● **DATASET RECORDS**
################
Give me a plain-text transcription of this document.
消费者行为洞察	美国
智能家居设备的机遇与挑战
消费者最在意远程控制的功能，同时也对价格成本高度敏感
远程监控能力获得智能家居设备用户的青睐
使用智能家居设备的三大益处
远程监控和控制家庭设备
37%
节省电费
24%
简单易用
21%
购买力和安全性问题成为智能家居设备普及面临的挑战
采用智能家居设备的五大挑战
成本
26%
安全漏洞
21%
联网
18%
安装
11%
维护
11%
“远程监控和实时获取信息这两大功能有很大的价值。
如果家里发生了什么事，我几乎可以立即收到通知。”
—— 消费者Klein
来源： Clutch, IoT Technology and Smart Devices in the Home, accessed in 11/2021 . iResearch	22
################
Quote every record above exactly.

● **SOLUTION FOR THIS EXERCISE**
Give me a plain-text transcription of this document.
消费者行为洞察	美国
智能家居设备的机遇与挑战
消费者最在意远程控制的功能，同时也对价格成本高度敏感
远程监控能力获得智能家居设备用户的青睐
使用智能家居设备的三大益处
远程监控和控制家庭设备
37%
节省电费
24%
简单易用
21%
购买力和安全性问题成为智能家居设备普及面临的挑战
采用智能家居设备的五大挑战
成本
26%
安全漏洞
21%
联网
18%
安装
11%
维护
11%
“远程监控和实时获取信息这两大功能有很大的价值。
如果家里发生了什么事，我几乎可以立即收到通知。”
—— 消费者Klein
来源： Clutch, IoT Technology and Smart Devices in the Home, accessed in 11/2021 . iResearch	22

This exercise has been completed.